**REQUIRED TASK**:
An exact copy of every record is needed.

═════ DATA

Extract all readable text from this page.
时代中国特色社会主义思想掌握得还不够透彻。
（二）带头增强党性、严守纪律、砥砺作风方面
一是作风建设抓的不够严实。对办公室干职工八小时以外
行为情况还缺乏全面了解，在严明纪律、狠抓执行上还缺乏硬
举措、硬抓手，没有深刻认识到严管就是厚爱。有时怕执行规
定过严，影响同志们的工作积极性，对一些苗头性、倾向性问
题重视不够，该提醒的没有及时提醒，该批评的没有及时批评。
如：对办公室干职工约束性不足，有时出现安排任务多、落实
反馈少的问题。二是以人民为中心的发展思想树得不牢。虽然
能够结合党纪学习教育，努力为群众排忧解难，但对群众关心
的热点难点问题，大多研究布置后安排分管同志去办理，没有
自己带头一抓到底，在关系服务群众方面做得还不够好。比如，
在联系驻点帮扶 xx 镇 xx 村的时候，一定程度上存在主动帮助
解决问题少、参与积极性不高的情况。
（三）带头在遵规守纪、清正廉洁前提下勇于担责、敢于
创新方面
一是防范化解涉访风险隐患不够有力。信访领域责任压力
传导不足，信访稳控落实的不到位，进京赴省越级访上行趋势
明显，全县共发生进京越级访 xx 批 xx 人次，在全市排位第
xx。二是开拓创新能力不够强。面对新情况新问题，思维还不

══════════

**REPLY**:
Extract all readable text from this page.
时代中国特色社会主义思想掌握得还不够透彻。
（二）带头增强党性、严守纪律、砥砺作风方面
一是作风建设抓的不够严实。对办公室干职工八小时以外
行为情况还缺乏全面了解，在严明纪律、狠抓执行上还缺乏硬
举措、硬抓手，没有深刻认识到严管就是厚爱。有时怕执行规
定过严，影响同志们的工作积极性，对一些苗头性、倾向性问
题重视不够，该提醒的没有及时提醒，该批评的没有及时批评。
如：对办公室干职工约束性不足，有时出现安排任务多、落实
反馈少的问题。二是以人民为中心的发展思想树得不牢。虽然
能够结合党纪学习教育，努力为群众排忧解难，但对群众关心
的热点难点问题，大多研究布置后安排分管同志去办理，没有
自己带头一抓到底，在关系服务群众方面做得还不够好。比如，
在联系驻点帮扶 xx 镇 xx 村的时候，一定程度上存在主动帮助
解决问题少、参与积极性不高的情况。
（三）带头在遵规守纪、清正廉洁前提下勇于担责、敢于
创新方面
一是防范化解涉访风险隐患不够有力。信访领域责任压力
传导不足，信访稳控落实的不到位，进京赴省越级访上行趋势
明显，全县共发生进京越级访 xx 批 xx 人次，在全市排位第
xx。二是开拓创新能力不够强。面对新情况新问题，思维还不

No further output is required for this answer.